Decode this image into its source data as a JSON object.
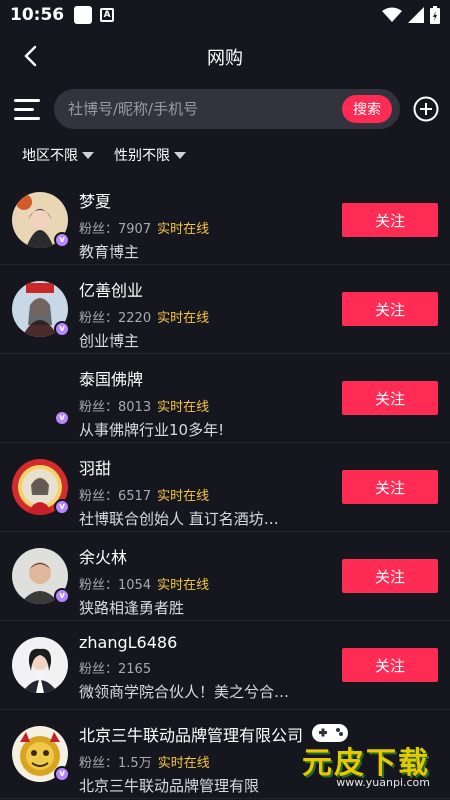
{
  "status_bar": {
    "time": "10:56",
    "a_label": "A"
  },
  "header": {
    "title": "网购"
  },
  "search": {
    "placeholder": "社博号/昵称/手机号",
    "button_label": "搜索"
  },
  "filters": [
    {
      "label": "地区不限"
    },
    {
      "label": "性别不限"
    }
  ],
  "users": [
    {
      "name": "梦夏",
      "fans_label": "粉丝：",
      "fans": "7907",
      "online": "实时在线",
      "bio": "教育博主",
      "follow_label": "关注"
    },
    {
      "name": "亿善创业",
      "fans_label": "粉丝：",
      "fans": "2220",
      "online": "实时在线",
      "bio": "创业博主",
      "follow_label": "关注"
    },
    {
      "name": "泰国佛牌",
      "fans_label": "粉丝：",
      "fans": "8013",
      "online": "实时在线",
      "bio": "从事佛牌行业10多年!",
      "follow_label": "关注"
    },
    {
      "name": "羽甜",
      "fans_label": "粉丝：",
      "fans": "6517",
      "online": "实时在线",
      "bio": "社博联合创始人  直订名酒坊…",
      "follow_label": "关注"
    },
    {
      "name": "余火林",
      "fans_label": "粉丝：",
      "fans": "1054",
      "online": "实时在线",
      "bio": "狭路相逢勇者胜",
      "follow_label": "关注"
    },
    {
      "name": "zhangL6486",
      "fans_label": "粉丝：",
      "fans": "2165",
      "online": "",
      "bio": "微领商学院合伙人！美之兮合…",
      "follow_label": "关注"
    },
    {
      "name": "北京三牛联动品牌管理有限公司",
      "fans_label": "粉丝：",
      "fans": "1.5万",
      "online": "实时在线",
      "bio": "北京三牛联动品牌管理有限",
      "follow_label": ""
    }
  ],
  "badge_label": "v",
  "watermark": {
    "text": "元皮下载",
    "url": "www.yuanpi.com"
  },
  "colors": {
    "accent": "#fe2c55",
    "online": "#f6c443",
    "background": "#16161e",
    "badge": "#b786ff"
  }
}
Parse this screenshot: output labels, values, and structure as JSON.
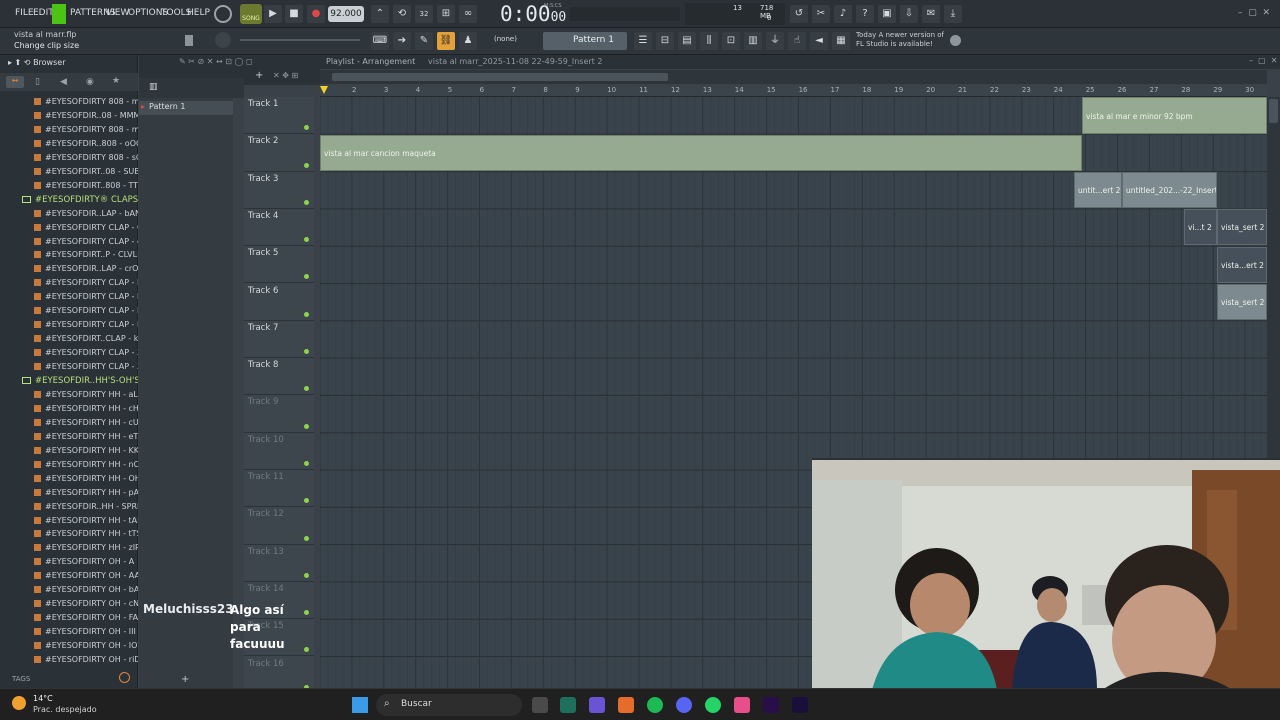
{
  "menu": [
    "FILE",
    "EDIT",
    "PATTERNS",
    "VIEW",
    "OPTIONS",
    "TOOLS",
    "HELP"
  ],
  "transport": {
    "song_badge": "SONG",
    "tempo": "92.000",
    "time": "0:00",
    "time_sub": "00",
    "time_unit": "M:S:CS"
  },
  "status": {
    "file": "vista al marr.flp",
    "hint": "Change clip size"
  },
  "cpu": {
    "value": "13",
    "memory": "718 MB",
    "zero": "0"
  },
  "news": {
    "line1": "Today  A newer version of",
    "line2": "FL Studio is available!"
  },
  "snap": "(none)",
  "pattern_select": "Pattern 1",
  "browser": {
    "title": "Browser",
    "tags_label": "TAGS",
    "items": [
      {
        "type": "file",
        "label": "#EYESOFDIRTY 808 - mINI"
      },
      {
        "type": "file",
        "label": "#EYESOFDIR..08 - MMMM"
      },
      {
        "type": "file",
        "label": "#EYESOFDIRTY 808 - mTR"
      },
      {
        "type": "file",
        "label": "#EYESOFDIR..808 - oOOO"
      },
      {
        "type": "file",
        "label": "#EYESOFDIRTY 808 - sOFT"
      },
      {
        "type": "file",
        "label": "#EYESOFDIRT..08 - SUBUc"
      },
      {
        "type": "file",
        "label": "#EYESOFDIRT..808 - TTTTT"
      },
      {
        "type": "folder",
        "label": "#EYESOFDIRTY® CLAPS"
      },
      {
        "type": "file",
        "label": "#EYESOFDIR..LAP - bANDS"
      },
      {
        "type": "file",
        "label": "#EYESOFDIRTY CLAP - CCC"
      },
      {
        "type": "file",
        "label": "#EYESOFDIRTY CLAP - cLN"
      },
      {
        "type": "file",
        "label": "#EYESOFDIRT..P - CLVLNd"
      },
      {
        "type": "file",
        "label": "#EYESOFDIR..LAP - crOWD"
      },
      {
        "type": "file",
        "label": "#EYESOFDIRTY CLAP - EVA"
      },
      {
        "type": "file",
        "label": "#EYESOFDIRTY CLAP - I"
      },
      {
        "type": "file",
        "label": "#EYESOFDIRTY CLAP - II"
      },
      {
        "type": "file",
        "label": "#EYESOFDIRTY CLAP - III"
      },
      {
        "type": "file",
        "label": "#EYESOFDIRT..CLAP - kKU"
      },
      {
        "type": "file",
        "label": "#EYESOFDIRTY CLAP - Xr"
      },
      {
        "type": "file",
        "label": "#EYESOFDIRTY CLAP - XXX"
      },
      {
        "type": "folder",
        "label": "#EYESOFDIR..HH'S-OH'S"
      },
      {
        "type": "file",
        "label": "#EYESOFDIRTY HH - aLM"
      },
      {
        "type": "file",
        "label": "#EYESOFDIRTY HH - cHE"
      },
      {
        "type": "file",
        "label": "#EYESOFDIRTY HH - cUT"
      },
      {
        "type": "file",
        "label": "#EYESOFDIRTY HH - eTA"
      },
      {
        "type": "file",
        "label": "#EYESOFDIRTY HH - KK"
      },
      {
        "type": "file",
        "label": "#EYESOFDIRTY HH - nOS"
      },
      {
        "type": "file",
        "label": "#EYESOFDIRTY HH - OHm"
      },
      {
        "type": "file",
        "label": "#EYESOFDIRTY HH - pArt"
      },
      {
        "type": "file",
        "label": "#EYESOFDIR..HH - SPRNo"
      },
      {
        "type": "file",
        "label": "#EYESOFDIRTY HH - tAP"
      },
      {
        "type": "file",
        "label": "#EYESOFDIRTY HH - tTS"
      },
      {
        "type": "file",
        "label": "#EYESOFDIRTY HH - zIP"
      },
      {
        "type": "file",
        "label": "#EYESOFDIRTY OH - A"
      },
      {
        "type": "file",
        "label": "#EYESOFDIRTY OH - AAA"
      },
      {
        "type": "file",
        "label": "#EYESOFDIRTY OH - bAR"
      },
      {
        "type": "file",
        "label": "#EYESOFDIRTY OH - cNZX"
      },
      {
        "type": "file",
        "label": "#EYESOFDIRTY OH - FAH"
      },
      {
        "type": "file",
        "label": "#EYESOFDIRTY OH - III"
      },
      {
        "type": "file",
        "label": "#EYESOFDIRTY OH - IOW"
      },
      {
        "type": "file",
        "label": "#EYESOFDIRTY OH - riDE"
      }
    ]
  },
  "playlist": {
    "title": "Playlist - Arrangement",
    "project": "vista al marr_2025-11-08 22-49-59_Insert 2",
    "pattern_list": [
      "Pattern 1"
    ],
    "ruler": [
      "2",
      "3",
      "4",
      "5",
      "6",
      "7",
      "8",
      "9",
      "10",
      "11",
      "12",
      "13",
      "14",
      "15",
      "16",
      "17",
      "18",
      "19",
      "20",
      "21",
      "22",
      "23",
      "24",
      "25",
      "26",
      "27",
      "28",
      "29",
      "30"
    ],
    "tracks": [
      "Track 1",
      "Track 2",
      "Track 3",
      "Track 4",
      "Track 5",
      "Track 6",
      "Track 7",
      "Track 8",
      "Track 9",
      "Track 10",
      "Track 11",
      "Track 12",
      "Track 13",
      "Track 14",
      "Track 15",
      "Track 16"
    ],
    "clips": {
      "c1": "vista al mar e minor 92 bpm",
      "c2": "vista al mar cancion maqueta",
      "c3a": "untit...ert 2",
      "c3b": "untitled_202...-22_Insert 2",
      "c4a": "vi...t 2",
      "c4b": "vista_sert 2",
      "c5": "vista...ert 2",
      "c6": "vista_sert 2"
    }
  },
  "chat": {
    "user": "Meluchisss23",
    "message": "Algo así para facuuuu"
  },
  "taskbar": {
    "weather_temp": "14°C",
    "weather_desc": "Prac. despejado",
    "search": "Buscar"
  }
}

------

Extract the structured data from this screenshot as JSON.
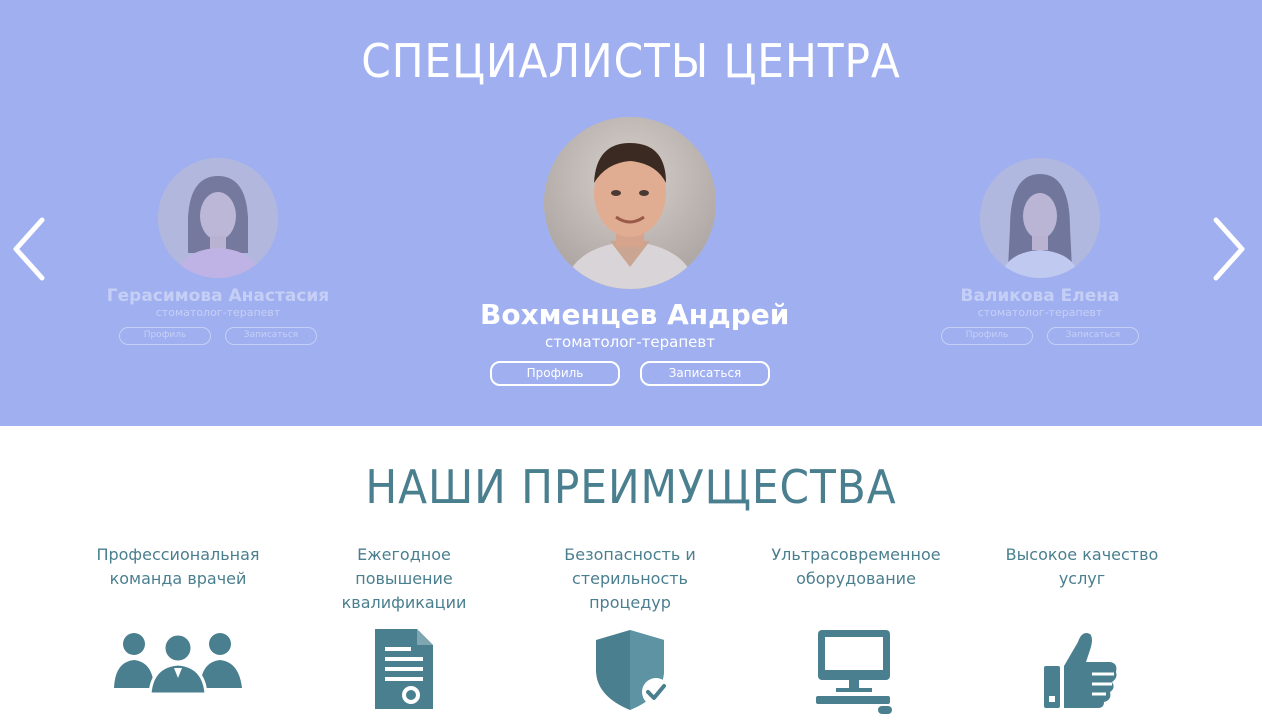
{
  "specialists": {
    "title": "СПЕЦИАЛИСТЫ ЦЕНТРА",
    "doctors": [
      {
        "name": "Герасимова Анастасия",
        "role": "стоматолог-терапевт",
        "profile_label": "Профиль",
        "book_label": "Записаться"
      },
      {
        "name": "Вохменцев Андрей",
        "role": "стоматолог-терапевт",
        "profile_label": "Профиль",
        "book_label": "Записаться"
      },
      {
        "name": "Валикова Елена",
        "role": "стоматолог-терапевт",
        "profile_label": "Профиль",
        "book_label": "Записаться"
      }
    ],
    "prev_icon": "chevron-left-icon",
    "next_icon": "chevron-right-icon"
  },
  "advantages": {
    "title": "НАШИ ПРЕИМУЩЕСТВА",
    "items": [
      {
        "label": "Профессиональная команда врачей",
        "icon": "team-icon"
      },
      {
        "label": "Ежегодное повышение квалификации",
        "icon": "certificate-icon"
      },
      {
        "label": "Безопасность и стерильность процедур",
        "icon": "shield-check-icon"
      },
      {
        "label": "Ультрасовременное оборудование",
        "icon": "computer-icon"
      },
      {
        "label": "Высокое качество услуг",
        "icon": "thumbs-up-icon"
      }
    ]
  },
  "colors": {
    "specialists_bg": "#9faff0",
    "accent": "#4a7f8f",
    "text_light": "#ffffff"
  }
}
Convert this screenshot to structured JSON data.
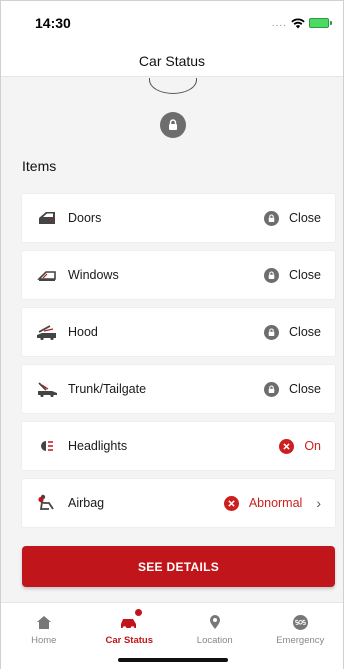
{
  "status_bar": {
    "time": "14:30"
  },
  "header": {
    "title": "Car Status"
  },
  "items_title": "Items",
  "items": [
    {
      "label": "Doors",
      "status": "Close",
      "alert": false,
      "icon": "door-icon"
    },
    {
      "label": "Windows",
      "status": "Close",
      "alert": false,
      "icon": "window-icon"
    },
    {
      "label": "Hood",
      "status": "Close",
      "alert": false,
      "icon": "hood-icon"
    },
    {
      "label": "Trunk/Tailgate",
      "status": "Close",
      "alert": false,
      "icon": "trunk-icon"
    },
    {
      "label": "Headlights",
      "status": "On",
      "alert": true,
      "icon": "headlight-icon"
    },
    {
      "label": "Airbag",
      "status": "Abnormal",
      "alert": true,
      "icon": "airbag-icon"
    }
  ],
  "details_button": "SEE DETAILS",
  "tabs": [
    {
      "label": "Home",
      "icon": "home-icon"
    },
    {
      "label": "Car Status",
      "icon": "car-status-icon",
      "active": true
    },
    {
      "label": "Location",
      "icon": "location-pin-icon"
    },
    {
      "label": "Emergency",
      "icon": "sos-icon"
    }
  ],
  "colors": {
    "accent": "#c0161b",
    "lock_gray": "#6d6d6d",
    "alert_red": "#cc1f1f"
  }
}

------

Scan the material above for the string "structured" and report each line where you find it.

Extract the structured data from this screenshot as JSON.
Convert this screenshot to structured JSON data.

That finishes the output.